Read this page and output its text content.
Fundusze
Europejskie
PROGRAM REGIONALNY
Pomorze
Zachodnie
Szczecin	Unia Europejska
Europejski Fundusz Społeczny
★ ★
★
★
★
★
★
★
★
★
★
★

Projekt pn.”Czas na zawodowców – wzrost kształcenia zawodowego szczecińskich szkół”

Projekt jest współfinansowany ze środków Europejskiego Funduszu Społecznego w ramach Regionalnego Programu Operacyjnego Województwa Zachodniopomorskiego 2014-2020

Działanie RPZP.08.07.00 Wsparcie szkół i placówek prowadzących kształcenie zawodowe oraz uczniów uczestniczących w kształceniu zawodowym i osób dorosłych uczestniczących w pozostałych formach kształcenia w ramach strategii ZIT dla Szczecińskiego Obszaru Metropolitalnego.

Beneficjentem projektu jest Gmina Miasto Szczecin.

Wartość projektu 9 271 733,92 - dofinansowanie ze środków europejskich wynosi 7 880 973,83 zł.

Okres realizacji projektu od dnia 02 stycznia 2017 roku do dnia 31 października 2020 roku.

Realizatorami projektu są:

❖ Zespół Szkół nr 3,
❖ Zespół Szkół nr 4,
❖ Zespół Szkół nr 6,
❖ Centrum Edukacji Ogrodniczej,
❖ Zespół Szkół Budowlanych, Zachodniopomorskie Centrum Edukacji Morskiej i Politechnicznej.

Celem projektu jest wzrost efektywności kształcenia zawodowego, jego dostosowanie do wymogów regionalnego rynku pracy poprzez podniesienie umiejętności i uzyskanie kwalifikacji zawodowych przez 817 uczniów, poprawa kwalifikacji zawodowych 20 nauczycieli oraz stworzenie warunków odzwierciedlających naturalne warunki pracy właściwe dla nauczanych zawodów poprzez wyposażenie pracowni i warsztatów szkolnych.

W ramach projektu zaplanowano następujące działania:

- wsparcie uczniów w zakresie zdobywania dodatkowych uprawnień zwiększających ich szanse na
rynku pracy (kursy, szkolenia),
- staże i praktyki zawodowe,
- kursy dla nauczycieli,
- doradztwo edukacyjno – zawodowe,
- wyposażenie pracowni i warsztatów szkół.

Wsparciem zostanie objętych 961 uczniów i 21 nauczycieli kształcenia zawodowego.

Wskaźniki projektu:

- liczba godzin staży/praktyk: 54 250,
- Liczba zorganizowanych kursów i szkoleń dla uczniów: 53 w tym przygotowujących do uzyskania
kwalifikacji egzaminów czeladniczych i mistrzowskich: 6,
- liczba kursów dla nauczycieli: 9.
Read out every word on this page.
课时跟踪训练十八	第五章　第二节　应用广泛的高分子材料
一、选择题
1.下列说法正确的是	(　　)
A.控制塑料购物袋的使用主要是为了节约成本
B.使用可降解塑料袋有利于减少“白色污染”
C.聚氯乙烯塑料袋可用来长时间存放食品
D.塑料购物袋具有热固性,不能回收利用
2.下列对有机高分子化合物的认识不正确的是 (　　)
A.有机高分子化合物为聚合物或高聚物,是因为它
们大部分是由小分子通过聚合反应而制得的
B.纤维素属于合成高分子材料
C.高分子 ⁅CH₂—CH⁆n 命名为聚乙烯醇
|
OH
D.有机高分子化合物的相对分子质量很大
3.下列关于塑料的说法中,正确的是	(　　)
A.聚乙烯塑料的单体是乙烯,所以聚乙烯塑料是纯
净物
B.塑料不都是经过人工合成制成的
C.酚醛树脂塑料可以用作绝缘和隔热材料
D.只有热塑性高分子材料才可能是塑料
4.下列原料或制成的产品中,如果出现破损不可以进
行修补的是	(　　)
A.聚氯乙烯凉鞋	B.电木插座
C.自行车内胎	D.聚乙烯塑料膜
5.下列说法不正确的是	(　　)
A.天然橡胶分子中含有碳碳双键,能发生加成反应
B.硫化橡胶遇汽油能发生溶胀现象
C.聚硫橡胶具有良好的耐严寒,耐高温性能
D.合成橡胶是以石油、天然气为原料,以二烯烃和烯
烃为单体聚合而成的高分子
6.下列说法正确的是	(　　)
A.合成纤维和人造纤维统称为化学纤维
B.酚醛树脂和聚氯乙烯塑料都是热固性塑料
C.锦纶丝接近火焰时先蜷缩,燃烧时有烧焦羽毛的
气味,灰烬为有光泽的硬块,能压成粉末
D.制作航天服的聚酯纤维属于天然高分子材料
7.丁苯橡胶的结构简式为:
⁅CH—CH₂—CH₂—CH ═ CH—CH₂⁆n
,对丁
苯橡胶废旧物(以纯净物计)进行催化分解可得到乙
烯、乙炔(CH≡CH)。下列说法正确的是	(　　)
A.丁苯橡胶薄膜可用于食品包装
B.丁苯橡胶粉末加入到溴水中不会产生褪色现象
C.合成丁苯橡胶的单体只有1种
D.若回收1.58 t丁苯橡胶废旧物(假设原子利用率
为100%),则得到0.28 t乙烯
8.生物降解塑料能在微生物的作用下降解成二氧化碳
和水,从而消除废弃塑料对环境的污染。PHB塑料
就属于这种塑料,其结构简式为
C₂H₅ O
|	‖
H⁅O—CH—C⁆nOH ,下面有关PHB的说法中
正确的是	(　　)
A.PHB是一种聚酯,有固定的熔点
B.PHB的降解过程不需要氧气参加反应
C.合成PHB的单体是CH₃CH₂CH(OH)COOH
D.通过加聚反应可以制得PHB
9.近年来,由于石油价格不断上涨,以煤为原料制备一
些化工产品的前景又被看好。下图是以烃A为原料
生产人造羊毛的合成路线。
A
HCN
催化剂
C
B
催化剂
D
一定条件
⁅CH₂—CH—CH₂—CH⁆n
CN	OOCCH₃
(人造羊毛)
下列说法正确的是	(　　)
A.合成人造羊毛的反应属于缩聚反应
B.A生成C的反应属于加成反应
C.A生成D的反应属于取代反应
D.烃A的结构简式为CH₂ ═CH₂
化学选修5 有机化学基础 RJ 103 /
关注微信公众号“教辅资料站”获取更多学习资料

________________________

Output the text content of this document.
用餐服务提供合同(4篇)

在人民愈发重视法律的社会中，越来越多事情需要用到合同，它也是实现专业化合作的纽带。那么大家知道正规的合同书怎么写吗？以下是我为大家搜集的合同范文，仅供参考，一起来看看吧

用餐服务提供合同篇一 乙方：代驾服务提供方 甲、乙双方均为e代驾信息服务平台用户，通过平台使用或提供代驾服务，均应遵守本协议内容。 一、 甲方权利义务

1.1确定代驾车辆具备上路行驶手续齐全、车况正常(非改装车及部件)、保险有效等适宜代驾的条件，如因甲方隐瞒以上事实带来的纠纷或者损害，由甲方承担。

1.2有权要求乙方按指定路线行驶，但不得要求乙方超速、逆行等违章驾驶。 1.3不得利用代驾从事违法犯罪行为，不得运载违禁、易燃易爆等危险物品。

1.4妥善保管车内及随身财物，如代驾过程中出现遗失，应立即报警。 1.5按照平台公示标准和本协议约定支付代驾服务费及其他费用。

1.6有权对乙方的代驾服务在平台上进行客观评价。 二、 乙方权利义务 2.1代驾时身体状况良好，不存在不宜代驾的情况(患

________________________

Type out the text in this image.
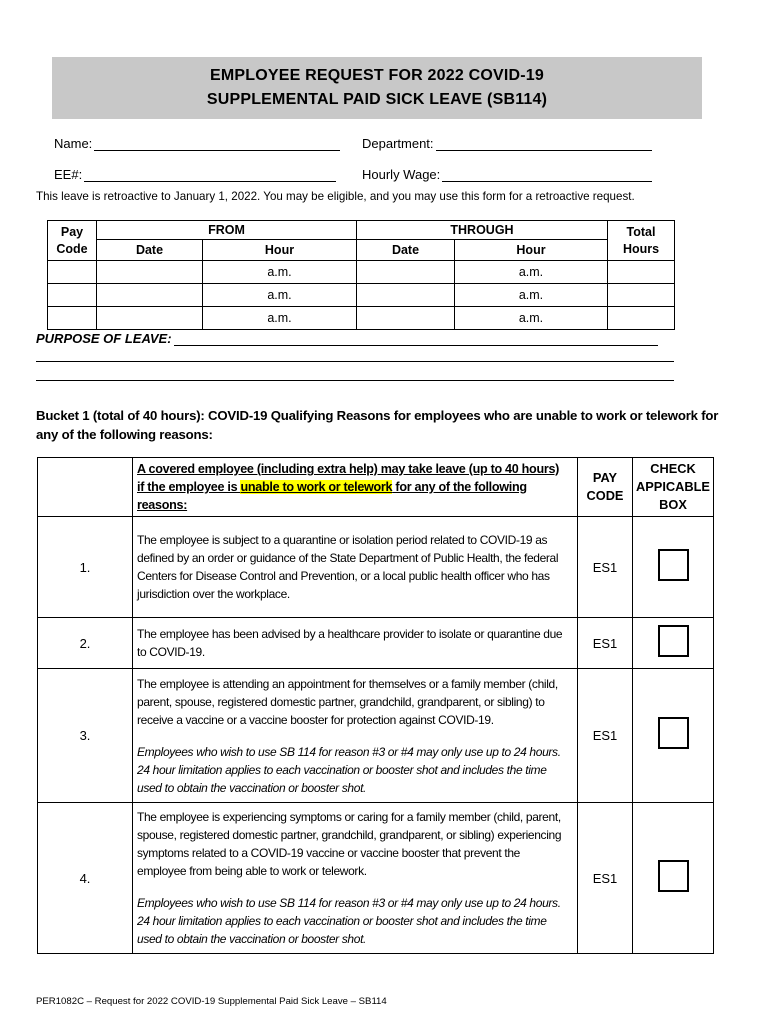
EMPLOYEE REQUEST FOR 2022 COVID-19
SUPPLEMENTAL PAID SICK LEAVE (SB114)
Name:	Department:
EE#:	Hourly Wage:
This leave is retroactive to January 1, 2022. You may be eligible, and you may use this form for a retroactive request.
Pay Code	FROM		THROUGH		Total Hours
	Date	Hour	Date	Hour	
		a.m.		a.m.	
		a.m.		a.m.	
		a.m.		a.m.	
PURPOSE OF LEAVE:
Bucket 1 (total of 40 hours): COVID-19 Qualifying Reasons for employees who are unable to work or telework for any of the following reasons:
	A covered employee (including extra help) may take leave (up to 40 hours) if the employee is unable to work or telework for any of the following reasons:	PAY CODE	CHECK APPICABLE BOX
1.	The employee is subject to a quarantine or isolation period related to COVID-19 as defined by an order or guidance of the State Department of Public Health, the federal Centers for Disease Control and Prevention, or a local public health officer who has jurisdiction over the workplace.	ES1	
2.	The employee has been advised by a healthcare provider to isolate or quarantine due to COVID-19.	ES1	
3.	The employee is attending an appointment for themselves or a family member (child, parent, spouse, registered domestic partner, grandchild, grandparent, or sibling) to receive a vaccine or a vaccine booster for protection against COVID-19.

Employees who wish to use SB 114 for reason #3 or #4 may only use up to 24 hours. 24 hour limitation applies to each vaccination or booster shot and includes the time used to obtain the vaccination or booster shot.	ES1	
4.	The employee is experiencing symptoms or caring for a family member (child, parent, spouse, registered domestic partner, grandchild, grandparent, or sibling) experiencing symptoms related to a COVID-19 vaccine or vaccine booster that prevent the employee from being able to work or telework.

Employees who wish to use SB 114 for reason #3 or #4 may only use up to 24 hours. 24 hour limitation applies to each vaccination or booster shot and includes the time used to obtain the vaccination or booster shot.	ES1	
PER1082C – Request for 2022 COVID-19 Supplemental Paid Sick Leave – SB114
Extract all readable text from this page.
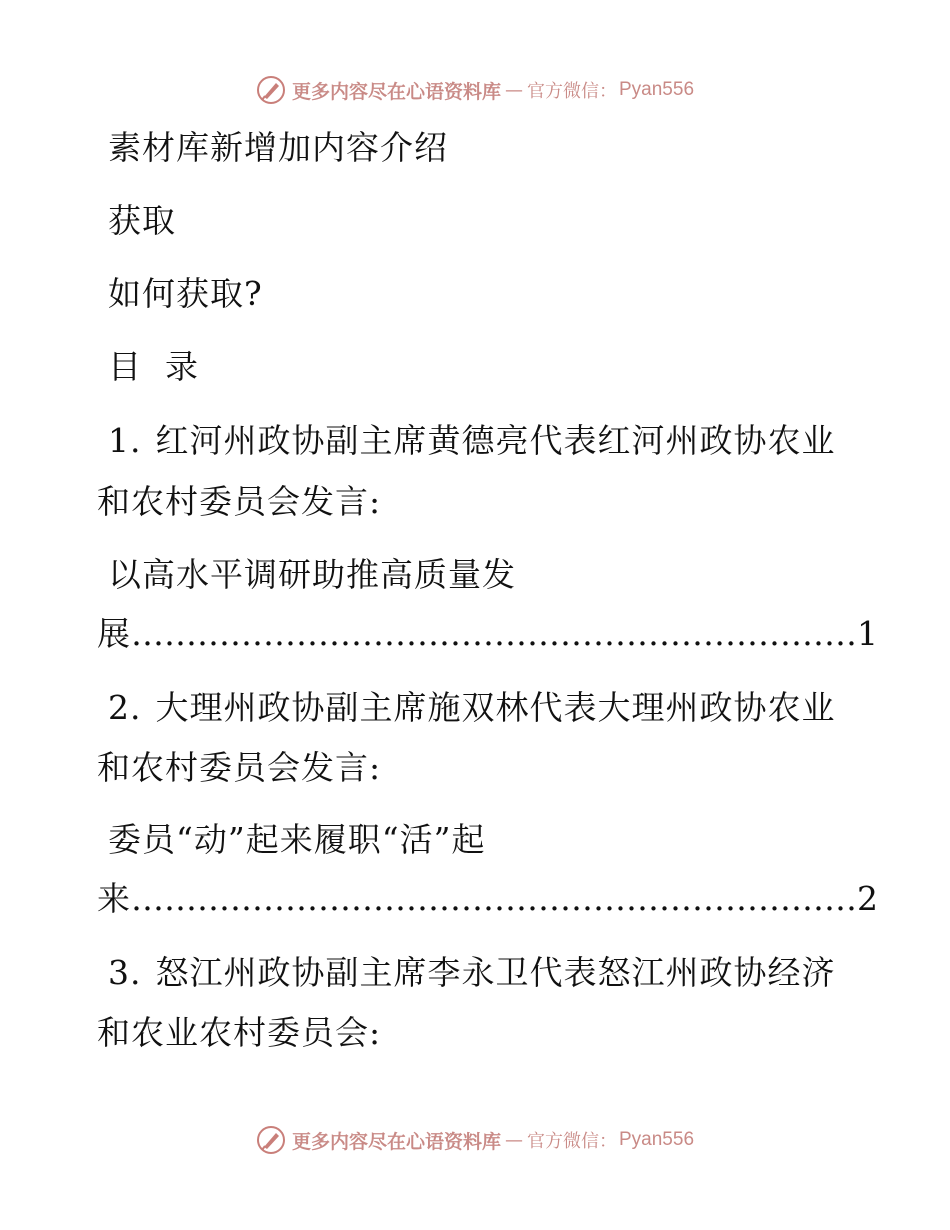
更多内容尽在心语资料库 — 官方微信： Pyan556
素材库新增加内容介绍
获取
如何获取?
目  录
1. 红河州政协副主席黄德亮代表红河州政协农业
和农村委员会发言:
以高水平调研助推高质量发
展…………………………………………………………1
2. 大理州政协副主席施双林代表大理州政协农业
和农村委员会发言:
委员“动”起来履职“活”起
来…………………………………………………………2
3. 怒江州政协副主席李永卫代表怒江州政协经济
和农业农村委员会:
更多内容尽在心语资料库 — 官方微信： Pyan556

________________________

REQUIRED TASK
Looking at the records above, work out how many lines include the word "vaccine", then give that number by itself.

SOLUTION TO THE EXERCISE
2